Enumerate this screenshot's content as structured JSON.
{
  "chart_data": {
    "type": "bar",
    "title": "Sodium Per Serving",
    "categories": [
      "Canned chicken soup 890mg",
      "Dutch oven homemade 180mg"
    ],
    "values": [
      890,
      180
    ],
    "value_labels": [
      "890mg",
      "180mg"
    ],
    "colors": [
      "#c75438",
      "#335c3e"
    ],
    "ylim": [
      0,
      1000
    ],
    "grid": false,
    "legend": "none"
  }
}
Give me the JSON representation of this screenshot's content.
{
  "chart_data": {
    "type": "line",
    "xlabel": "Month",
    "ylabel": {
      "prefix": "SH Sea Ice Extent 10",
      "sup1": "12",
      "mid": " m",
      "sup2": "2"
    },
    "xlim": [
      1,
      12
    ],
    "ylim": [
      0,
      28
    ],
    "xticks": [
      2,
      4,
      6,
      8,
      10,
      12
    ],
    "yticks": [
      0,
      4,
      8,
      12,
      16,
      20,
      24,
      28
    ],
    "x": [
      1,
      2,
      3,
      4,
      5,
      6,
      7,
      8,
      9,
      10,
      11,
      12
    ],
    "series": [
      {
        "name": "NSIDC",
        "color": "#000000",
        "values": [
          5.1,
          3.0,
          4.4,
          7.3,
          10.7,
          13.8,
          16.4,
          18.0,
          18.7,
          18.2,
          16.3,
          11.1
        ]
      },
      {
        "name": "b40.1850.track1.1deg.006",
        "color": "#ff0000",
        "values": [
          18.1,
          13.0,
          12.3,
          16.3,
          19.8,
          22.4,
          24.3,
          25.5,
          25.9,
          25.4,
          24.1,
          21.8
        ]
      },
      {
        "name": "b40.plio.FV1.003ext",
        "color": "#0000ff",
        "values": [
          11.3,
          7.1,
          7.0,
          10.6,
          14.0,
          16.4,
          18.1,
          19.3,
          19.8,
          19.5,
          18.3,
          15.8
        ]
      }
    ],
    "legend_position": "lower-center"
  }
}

What is required: Report the number of lines that include the string "screenshot"; return nothing but the count.

Solution for this exercise: 2